> What is asked:
Will you give the material below again, every line exactly as it is?

> Data provided:
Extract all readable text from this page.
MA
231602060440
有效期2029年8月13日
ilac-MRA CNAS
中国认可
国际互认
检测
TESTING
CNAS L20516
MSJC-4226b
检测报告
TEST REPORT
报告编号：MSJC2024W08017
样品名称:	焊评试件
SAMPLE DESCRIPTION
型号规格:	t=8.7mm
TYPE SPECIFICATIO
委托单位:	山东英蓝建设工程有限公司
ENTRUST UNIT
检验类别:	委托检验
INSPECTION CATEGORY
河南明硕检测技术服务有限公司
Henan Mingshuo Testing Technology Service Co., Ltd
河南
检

> Worked solution:
Extract all readable text from this page.
MA
231602060440
有效期2029年8月13日
ilac-MRA CNAS
中国认可
国际互认
检测
TESTING
CNAS L20516
MSJC-4226b
检测报告
TEST REPORT
报告编号：MSJC2024W08017
样品名称:	焊评试件
SAMPLE DESCRIPTION
型号规格:	t=8.7mm
TYPE SPECIFICATIO
委托单位:	山东英蓝建设工程有限公司
ENTRUST UNIT
检验类别:	委托检验
INSPECTION CATEGORY
河南明硕检测技术服务有限公司
Henan Mingshuo Testing Technology Service Co., Ltd
河南
检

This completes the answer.